BRIEF: Quote, verbatim, all material below, without pictures.
══════════════════════════════
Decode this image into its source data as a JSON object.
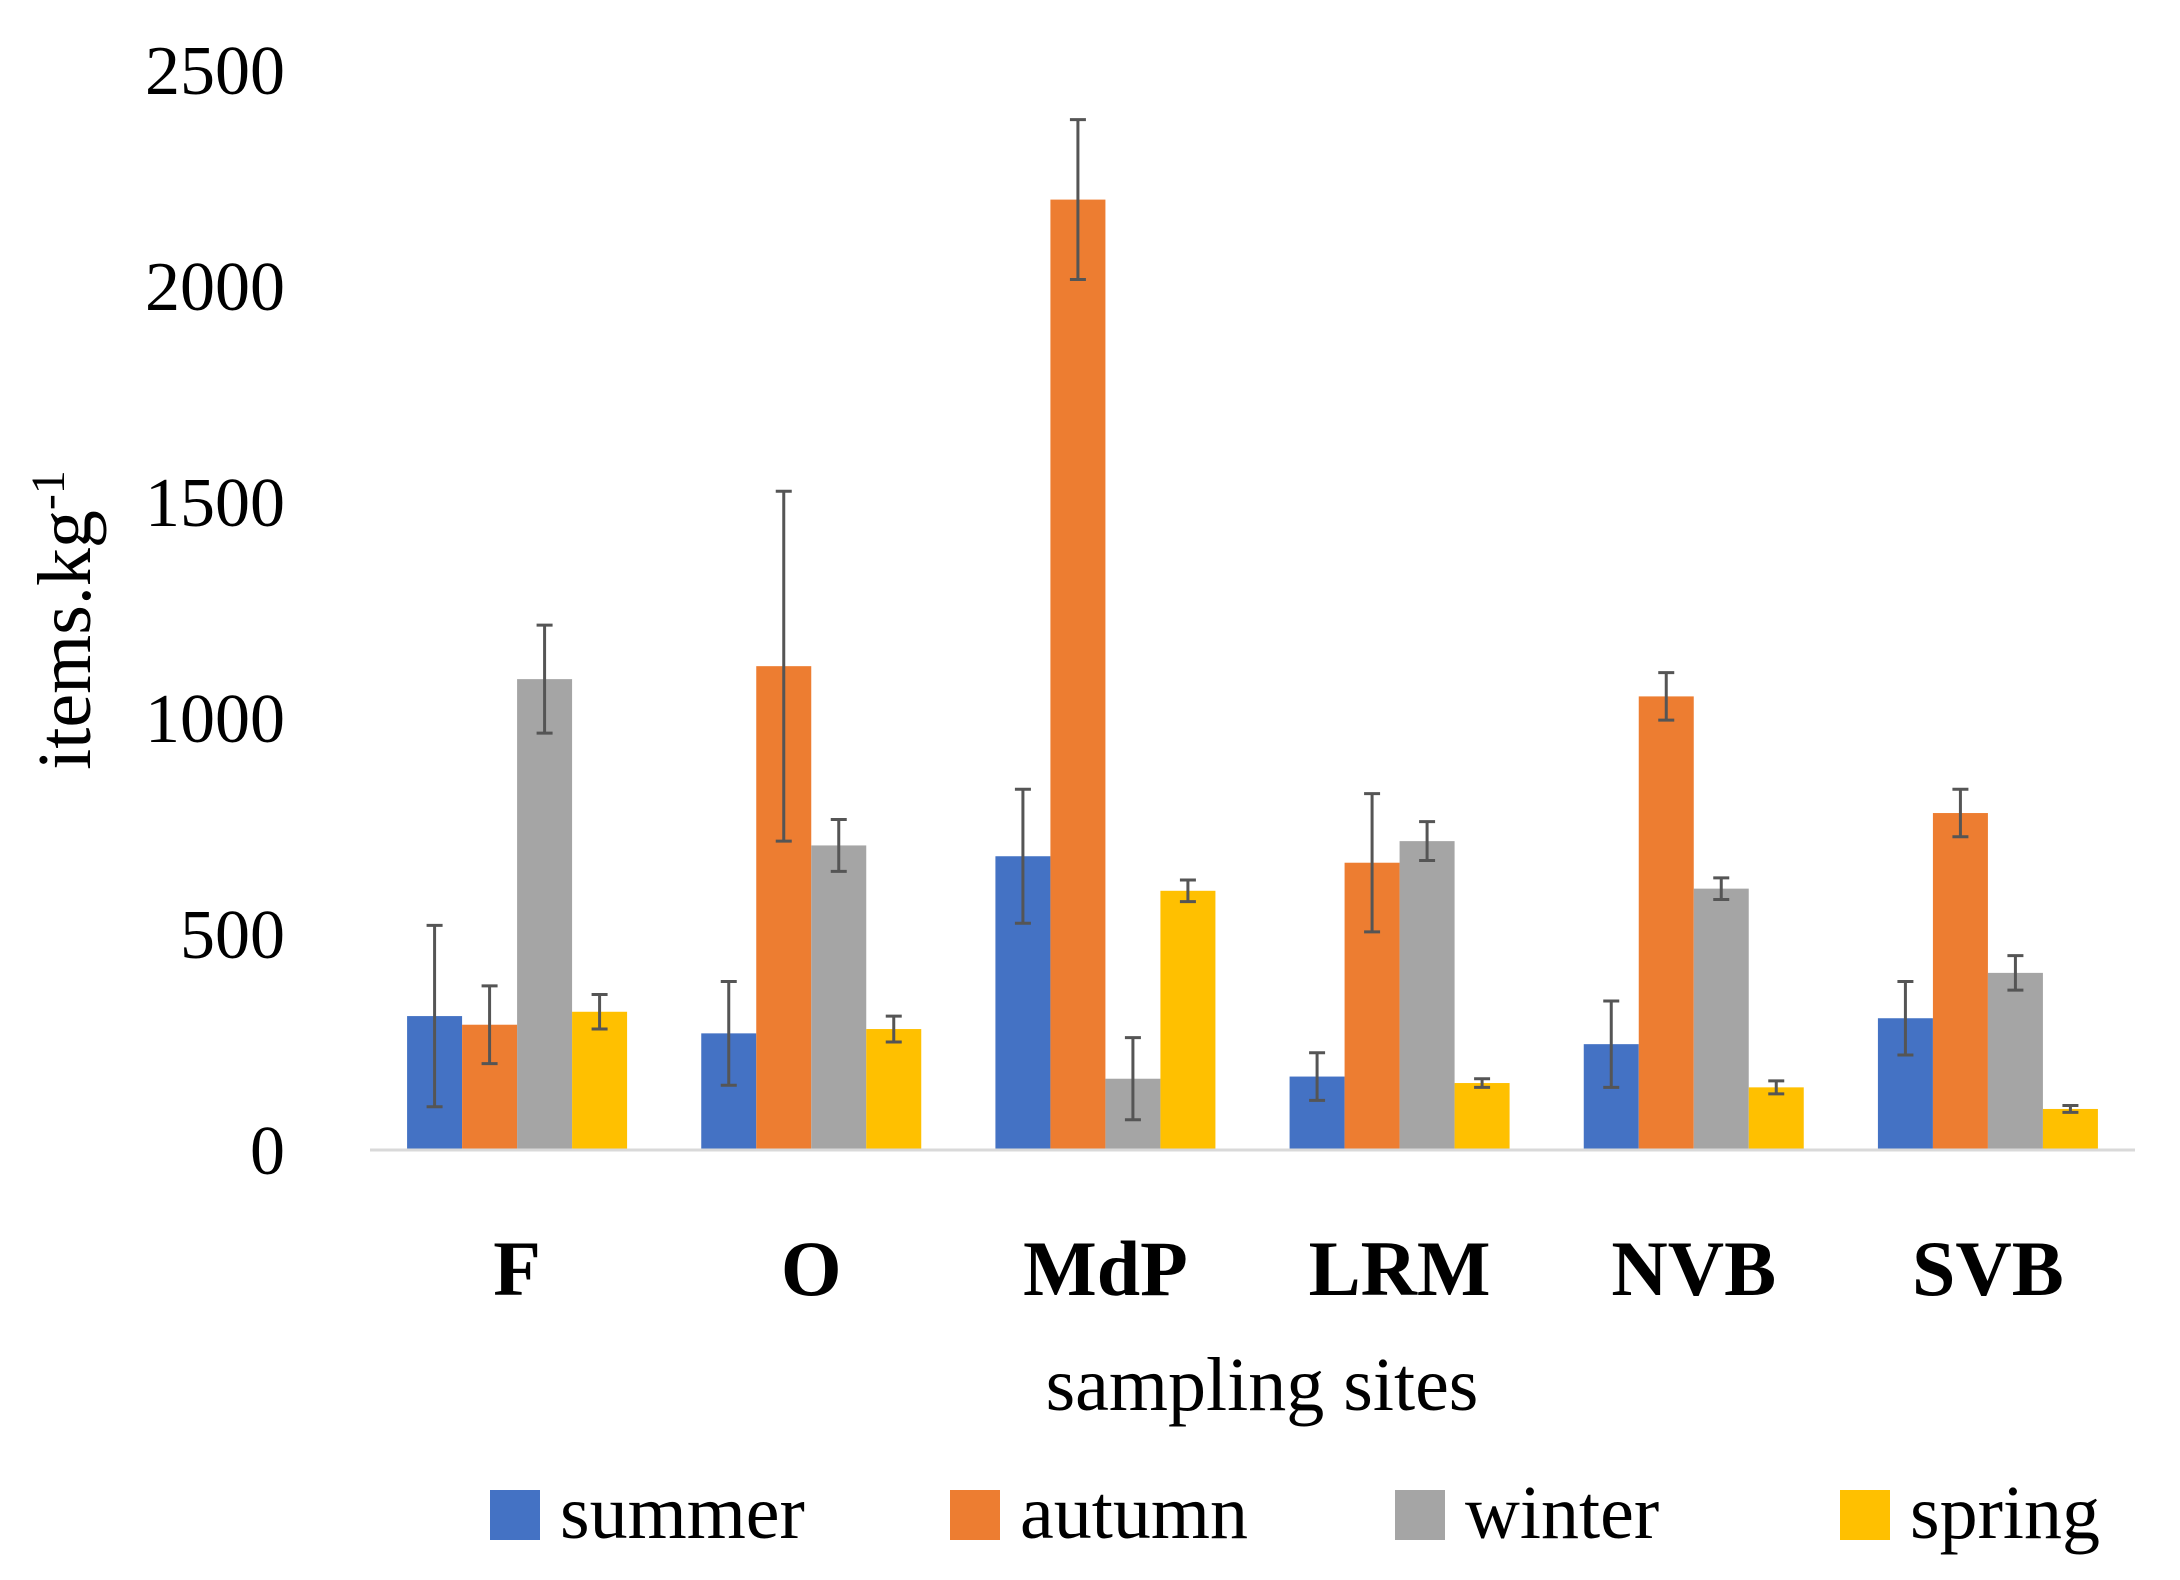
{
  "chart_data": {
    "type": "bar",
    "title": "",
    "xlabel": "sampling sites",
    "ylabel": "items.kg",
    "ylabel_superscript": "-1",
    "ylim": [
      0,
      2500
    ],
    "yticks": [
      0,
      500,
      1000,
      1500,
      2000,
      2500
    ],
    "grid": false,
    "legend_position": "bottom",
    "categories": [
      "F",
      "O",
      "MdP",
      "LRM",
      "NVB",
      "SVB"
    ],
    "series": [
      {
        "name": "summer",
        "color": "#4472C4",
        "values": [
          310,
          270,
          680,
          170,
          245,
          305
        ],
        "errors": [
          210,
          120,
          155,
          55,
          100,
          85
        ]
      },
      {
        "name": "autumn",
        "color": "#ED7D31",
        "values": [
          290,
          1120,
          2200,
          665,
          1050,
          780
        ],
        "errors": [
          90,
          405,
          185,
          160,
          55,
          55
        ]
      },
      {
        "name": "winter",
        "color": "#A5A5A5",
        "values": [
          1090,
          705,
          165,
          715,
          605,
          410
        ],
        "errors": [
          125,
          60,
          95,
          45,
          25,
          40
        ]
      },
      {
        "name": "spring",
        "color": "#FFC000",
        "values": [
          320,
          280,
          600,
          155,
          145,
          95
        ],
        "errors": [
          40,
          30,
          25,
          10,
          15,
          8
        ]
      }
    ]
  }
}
══════════════════════════════
EXERCISE ANSWER:
Decode this image into its source data as a JSON object.
{
  "chart_data": {
    "type": "bar",
    "title": "",
    "xlabel": "sampling sites",
    "ylabel": "items.kg",
    "ylabel_superscript": "-1",
    "ylim": [
      0,
      2500
    ],
    "yticks": [
      0,
      500,
      1000,
      1500,
      2000,
      2500
    ],
    "grid": false,
    "legend_position": "bottom",
    "categories": [
      "F",
      "O",
      "MdP",
      "LRM",
      "NVB",
      "SVB"
    ],
    "series": [
      {
        "name": "summer",
        "color": "#4472C4",
        "values": [
          310,
          270,
          680,
          170,
          245,
          305
        ],
        "errors": [
          210,
          120,
          155,
          55,
          100,
          85
        ]
      },
      {
        "name": "autumn",
        "color": "#ED7D31",
        "values": [
          290,
          1120,
          2200,
          665,
          1050,
          780
        ],
        "errors": [
          90,
          405,
          185,
          160,
          55,
          55
        ]
      },
      {
        "name": "winter",
        "color": "#A5A5A5",
        "values": [
          1090,
          705,
          165,
          715,
          605,
          410
        ],
        "errors": [
          125,
          60,
          95,
          45,
          25,
          40
        ]
      },
      {
        "name": "spring",
        "color": "#FFC000",
        "values": [
          320,
          280,
          600,
          155,
          145,
          95
        ],
        "errors": [
          40,
          30,
          25,
          10,
          15,
          8
        ]
      }
    ]
  }
}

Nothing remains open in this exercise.